■ **Required task**
Lines holding the string "WDir" are the ones to copy from this listing.

** START OF Material **

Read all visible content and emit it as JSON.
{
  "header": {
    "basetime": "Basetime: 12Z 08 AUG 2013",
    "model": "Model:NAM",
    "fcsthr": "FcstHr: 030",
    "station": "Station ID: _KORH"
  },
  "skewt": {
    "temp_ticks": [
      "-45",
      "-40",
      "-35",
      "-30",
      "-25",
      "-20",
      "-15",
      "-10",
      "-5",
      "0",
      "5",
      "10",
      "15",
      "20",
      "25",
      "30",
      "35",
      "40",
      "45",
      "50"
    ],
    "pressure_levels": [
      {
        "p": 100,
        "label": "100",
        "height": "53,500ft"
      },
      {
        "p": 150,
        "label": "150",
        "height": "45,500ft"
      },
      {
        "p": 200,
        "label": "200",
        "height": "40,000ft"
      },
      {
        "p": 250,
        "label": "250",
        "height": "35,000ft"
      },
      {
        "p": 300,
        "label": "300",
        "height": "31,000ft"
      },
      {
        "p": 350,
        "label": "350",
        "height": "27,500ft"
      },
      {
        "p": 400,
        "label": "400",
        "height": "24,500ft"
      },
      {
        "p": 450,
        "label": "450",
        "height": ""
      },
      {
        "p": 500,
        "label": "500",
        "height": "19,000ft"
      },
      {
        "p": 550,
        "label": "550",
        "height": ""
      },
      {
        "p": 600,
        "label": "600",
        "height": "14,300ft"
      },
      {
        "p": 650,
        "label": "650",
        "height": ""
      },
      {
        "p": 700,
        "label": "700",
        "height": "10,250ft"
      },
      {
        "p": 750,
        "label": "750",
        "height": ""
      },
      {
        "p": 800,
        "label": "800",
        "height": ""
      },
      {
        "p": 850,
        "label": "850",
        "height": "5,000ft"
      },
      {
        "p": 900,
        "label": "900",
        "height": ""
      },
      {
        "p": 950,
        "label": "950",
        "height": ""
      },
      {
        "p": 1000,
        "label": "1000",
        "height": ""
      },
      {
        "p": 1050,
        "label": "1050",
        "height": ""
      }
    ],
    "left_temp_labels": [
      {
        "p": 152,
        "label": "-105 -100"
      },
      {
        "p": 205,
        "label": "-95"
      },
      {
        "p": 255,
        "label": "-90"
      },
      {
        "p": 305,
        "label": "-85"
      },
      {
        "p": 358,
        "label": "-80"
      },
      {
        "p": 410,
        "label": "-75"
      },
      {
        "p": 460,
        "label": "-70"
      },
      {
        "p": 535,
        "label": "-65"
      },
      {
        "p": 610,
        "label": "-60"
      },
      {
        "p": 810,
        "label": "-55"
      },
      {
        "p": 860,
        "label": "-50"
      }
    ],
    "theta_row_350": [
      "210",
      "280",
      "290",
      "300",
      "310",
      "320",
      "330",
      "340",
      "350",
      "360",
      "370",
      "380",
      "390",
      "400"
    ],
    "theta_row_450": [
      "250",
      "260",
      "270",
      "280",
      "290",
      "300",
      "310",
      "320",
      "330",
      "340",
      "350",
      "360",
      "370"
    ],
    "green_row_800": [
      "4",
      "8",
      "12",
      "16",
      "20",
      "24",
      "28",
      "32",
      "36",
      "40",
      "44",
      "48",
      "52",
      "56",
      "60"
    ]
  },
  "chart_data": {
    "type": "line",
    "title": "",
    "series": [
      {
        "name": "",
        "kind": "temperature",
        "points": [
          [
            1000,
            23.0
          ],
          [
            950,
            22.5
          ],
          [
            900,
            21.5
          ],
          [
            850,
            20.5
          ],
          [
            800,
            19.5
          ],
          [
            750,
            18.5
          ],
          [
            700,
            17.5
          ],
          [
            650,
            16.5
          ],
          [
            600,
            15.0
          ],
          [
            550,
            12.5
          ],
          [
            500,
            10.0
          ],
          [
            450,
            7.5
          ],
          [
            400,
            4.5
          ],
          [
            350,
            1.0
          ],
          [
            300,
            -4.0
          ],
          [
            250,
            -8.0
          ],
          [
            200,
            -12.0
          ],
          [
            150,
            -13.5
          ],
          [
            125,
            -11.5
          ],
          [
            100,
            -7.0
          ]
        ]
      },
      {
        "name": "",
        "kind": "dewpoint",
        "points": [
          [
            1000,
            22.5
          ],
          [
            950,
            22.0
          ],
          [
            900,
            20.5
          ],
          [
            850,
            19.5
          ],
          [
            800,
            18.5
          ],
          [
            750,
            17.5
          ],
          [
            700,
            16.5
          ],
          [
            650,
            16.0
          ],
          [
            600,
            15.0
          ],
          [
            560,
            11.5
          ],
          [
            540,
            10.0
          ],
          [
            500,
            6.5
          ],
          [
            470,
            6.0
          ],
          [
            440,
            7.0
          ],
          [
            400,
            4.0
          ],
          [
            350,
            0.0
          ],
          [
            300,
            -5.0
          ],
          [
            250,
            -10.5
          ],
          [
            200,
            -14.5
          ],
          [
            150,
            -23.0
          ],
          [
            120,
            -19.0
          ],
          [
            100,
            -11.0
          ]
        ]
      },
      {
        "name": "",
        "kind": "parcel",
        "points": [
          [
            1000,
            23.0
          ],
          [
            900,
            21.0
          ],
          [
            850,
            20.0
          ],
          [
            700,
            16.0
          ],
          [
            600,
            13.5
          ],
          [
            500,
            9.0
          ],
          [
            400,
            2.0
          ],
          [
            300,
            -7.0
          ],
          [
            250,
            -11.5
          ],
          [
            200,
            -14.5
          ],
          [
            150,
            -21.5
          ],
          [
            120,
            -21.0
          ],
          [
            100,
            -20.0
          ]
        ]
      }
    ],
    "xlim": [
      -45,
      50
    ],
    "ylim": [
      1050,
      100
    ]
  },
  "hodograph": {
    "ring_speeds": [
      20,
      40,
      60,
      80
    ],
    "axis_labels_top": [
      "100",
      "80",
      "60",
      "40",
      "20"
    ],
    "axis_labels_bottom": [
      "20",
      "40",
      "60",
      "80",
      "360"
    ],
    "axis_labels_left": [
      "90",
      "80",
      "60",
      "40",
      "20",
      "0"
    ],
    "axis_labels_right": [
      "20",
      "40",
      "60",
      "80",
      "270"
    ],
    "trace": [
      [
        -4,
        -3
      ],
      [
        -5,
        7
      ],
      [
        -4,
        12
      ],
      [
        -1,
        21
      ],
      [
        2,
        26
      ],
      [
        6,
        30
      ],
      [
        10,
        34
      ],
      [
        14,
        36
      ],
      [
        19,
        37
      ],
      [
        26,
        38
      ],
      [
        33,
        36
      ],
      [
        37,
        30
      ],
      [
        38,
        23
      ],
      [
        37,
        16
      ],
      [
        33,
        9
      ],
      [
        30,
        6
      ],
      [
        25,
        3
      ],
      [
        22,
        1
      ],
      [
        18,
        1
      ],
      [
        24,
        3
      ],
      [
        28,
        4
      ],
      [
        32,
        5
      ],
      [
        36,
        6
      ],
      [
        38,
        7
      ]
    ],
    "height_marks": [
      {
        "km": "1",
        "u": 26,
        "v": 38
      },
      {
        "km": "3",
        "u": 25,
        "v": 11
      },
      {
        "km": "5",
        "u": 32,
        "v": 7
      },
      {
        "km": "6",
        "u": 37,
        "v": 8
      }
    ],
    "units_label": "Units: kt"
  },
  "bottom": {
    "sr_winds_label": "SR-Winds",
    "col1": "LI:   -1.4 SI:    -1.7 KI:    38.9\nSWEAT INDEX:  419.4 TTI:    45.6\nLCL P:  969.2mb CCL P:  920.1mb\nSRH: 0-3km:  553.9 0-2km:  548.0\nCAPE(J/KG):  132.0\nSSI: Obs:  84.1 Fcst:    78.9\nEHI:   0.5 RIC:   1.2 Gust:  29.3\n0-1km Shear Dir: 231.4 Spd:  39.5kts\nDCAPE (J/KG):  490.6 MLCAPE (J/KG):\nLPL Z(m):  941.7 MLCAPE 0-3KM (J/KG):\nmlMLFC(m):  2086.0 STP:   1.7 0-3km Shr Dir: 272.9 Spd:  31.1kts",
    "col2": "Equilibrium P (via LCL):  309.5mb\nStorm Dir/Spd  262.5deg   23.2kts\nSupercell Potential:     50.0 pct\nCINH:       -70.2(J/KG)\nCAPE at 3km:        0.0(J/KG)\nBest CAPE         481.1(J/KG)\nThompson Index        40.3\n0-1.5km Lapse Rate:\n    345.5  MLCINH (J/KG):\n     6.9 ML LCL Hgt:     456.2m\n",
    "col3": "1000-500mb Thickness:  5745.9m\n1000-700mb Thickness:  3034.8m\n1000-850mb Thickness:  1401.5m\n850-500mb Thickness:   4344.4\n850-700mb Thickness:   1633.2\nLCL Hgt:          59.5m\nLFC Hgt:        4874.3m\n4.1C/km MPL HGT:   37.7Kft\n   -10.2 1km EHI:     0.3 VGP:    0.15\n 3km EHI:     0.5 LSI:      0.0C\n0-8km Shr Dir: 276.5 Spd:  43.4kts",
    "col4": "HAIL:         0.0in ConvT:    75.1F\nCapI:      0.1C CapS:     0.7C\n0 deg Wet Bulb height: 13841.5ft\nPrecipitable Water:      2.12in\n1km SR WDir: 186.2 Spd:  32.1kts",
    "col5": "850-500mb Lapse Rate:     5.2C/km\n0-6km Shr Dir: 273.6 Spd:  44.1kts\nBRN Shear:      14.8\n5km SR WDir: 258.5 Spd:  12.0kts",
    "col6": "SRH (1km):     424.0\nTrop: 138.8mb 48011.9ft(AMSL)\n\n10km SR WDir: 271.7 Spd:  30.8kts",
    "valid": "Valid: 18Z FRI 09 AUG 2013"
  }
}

** END OF Material **

■ **Correct result**
    "col4": "HAIL:         0.0in ConvT:    75.1F\nCapI:      0.1C CapS:     0.7C\n0 deg Wet Bulb height: 13841.5ft\nPrecipitable Water:      2.12in\n1km SR WDir: 186.2 Spd:  32.1kts",
    "col5": "850-500mb Lapse Rate:     5.2C/km\n0-6km Shr Dir: 273.6 Spd:  44.1kts\nBRN Shear:      14.8\n5km SR WDir: 258.5 Spd:  12.0kts",
    "col6": "SRH (1km):     424.0\nTrop: 138.8mb 48011.9ft(AMSL)\n\n10km SR WDir: 271.7 Spd:  30.8kts",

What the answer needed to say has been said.